- [Information given]

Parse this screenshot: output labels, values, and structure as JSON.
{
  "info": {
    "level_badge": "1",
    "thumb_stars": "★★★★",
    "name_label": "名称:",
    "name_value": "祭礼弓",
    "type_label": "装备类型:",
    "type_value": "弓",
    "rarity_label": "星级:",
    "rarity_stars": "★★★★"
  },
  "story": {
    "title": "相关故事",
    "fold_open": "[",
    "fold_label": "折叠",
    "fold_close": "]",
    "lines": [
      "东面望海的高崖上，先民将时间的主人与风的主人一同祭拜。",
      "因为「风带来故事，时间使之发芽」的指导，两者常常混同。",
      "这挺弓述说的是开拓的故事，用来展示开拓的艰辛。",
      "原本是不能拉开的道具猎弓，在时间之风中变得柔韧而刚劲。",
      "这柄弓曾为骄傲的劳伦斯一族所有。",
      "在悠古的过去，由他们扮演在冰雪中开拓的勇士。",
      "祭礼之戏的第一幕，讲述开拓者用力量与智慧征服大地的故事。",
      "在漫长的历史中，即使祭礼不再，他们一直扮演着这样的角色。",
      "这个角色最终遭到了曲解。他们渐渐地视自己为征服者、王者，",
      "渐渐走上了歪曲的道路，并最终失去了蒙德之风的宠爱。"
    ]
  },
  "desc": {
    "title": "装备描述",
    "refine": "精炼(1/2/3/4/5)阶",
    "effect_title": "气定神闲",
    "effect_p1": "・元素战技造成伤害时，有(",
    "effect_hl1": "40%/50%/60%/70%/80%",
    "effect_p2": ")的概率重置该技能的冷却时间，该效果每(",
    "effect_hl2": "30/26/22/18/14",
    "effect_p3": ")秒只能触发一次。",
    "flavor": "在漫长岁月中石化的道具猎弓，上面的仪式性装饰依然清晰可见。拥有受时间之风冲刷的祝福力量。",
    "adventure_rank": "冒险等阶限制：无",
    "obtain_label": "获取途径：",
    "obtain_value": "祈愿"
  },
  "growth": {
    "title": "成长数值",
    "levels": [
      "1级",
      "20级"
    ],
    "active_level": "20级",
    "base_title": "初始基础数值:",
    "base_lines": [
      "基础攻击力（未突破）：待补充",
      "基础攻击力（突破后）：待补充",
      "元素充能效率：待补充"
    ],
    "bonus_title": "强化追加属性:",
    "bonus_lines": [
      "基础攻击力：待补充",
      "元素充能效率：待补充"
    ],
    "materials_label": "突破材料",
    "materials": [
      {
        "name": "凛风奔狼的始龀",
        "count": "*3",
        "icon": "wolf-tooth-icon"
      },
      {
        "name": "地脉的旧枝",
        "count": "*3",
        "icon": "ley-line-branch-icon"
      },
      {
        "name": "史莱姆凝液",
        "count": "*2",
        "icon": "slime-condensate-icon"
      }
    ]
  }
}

- [What is required]
Extract, word for word, each line of the listing above.

- [Result]
Parse this screenshot: output labels, values, and structure as JSON.
{
  "info": {
    "level_badge": "1",
    "thumb_stars": "★★★★",
    "name_label": "名称:",
    "name_value": "祭礼弓",
    "type_label": "装备类型:",
    "type_value": "弓",
    "rarity_label": "星级:",
    "rarity_stars": "★★★★"
  },
  "story": {
    "title": "相关故事",
    "fold_open": "[",
    "fold_label": "折叠",
    "fold_close": "]",
    "lines": [
      "东面望海的高崖上，先民将时间的主人与风的主人一同祭拜。",
      "因为「风带来故事，时间使之发芽」的指导，两者常常混同。",
      "这挺弓述说的是开拓的故事，用来展示开拓的艰辛。",
      "原本是不能拉开的道具猎弓，在时间之风中变得柔韧而刚劲。",
      "这柄弓曾为骄傲的劳伦斯一族所有。",
      "在悠古的过去，由他们扮演在冰雪中开拓的勇士。",
      "祭礼之戏的第一幕，讲述开拓者用力量与智慧征服大地的故事。",
      "在漫长的历史中，即使祭礼不再，他们一直扮演着这样的角色。",
      "这个角色最终遭到了曲解。他们渐渐地视自己为征服者、王者，",
      "渐渐走上了歪曲的道路，并最终失去了蒙德之风的宠爱。"
    ]
  },
  "desc": {
    "title": "装备描述",
    "refine": "精炼(1/2/3/4/5)阶",
    "effect_title": "气定神闲",
    "effect_p1": "・元素战技造成伤害时，有(",
    "effect_hl1": "40%/50%/60%/70%/80%",
    "effect_p2": ")的概率重置该技能的冷却时间，该效果每(",
    "effect_hl2": "30/26/22/18/14",
    "effect_p3": ")秒只能触发一次。",
    "flavor": "在漫长岁月中石化的道具猎弓，上面的仪式性装饰依然清晰可见。拥有受时间之风冲刷的祝福力量。",
    "adventure_rank": "冒险等阶限制：无",
    "obtain_label": "获取途径：",
    "obtain_value": "祈愿"
  },
  "growth": {
    "title": "成长数值",
    "levels": [
      "1级",
      "20级"
    ],
    "active_level": "20级",
    "base_title": "初始基础数值:",
    "base_lines": [
      "基础攻击力（未突破）：待补充",
      "基础攻击力（突破后）：待补充",
      "元素充能效率：待补充"
    ],
    "bonus_title": "强化追加属性:",
    "bonus_lines": [
      "基础攻击力：待补充",
      "元素充能效率：待补充"
    ],
    "materials_label": "突破材料",
    "materials": [
      {
        "name": "凛风奔狼的始龀",
        "count": "*3",
        "icon": "wolf-tooth-icon"
      },
      {
        "name": "地脉的旧枝",
        "count": "*3",
        "icon": "ley-line-branch-icon"
      },
      {
        "name": "史莱姆凝液",
        "count": "*2",
        "icon": "slime-condensate-icon"
      }
    ]
  }
}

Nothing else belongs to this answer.